[Stored entries]
* * * * * * *
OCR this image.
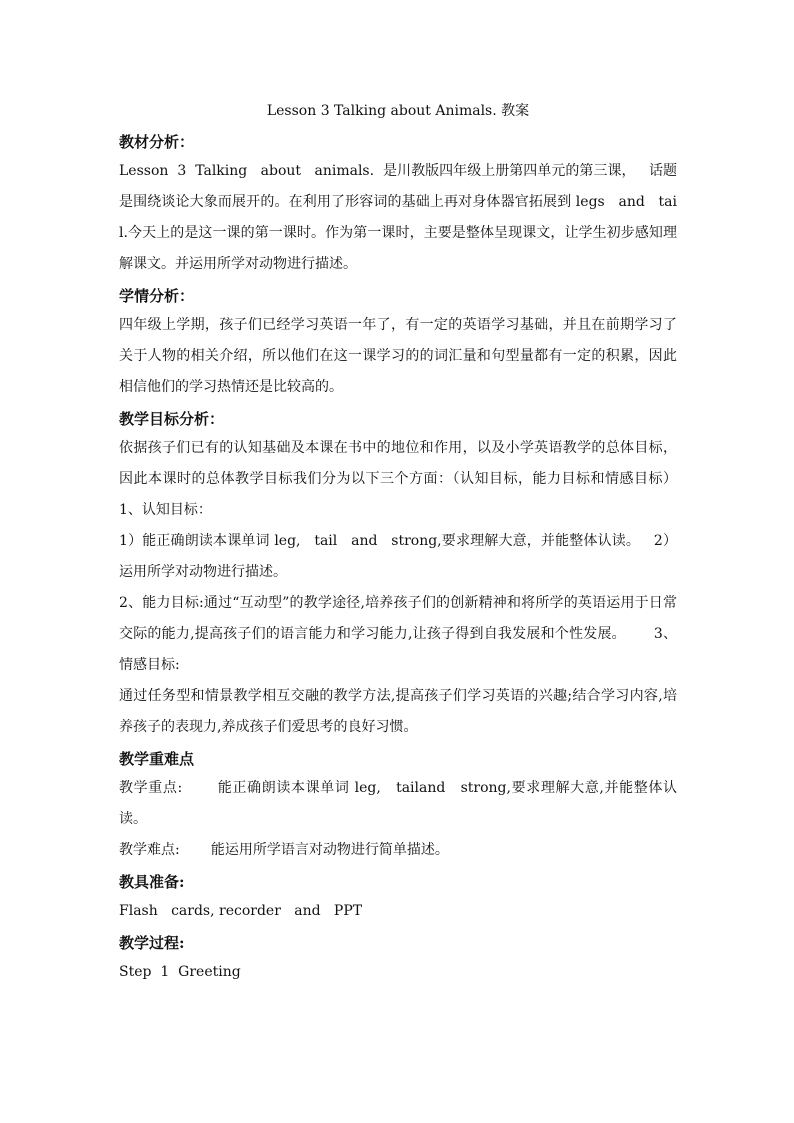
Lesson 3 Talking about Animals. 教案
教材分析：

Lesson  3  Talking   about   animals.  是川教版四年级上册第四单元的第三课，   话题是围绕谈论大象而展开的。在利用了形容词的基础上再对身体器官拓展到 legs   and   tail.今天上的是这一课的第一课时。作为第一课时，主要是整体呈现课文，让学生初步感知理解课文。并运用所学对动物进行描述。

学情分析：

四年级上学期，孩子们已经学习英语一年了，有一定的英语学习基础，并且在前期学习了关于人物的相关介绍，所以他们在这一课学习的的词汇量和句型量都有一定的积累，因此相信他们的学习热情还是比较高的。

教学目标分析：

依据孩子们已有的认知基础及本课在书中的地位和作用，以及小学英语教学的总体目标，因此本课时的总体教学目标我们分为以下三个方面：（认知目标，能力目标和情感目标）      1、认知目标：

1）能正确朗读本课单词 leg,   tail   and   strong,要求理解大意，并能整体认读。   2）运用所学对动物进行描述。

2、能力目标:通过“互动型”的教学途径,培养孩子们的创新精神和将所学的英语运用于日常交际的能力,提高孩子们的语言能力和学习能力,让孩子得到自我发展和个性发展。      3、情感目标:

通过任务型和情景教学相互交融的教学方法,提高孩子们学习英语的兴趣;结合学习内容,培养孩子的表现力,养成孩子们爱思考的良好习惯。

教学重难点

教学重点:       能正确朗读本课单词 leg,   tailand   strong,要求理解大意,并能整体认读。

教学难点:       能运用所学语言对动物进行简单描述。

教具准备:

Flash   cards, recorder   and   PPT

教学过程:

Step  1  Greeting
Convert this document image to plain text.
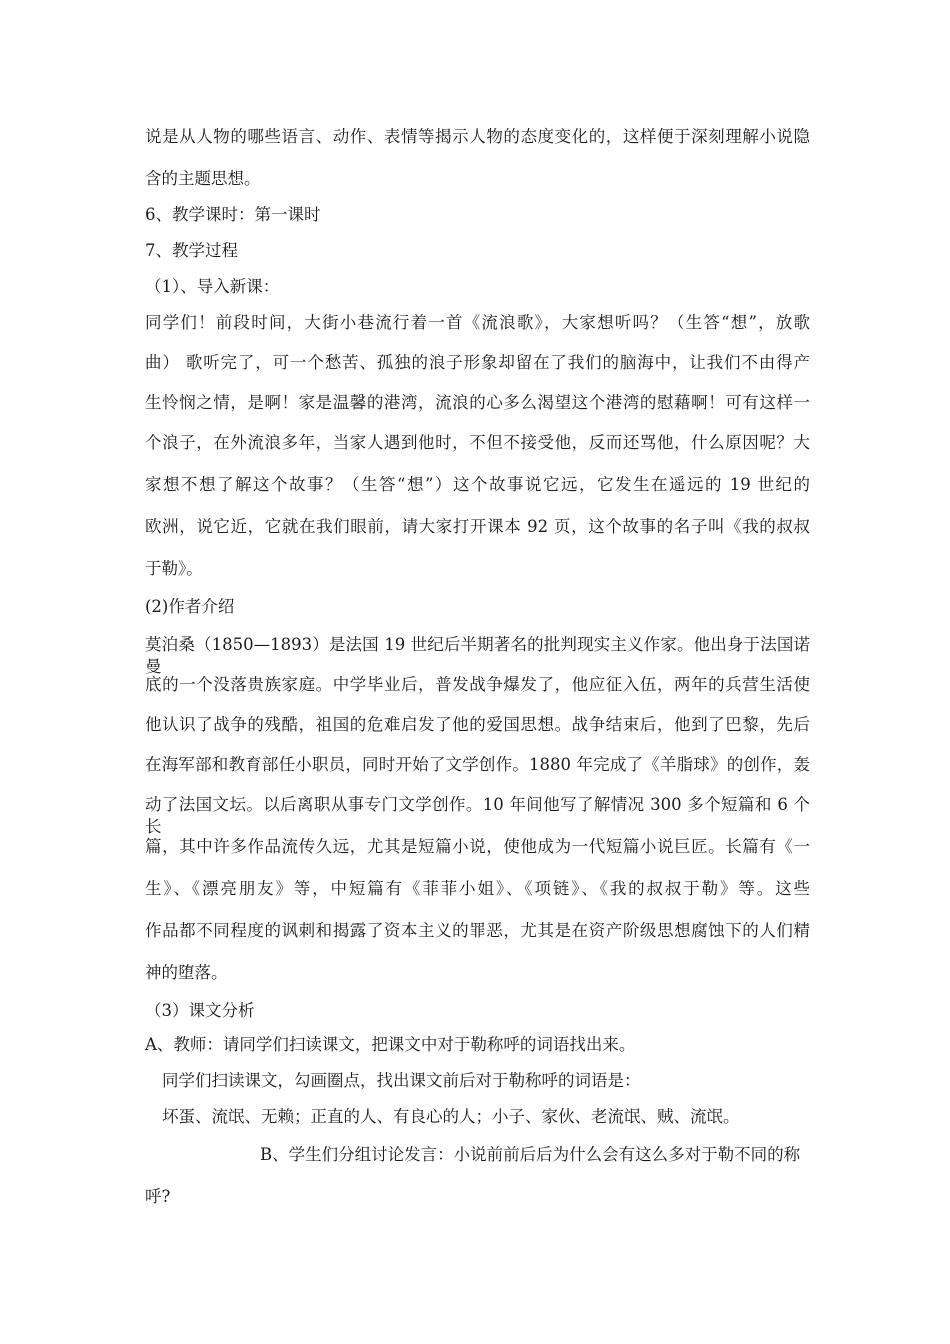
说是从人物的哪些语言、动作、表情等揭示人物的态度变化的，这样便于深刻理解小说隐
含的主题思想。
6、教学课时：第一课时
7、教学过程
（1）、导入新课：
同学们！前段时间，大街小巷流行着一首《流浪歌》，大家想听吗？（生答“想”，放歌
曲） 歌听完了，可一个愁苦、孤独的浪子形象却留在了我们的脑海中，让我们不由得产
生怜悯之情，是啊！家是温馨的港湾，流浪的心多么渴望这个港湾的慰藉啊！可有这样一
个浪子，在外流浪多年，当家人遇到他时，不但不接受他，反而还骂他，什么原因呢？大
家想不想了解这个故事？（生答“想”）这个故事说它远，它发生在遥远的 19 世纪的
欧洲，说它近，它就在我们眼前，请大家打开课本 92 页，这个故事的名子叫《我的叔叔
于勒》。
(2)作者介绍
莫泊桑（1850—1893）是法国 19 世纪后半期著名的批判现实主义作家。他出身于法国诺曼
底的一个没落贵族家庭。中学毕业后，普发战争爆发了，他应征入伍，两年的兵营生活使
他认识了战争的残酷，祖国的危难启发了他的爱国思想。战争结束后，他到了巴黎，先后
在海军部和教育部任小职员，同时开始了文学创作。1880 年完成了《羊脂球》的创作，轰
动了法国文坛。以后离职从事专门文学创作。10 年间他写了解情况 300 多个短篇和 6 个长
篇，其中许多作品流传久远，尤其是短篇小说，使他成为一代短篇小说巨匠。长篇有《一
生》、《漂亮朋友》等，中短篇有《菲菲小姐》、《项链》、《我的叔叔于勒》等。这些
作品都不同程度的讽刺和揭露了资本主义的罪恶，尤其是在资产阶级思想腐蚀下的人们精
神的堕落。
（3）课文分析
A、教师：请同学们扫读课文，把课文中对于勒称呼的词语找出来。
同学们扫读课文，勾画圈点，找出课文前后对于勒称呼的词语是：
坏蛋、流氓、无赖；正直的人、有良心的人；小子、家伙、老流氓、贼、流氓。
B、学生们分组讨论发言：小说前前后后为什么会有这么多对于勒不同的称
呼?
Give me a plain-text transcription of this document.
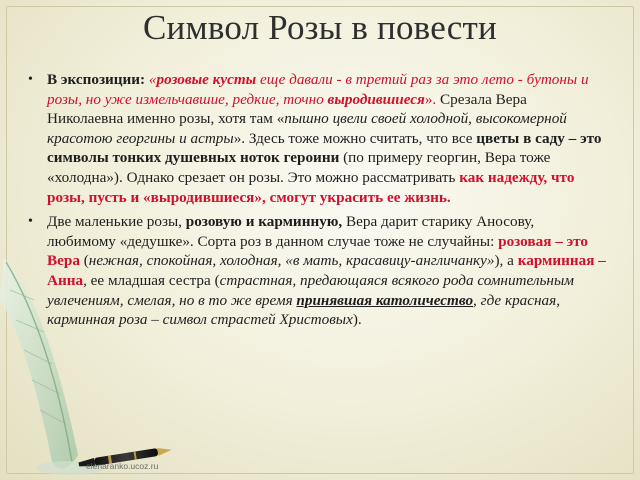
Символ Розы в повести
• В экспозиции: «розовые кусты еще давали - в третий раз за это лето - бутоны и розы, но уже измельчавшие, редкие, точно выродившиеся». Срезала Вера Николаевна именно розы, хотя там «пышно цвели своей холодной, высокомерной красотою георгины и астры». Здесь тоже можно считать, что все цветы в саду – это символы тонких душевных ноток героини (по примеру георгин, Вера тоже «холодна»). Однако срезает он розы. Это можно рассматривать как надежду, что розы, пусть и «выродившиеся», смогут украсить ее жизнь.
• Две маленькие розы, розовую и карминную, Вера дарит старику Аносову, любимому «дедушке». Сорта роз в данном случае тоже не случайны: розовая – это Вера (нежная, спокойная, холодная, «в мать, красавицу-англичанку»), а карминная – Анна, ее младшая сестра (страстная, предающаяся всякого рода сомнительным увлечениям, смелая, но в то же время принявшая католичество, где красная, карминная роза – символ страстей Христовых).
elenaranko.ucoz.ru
* * * * * * *
Only the number is wanted: how many lines in the entries above contain the word "plain"?

FINISHED EXERCISE: 2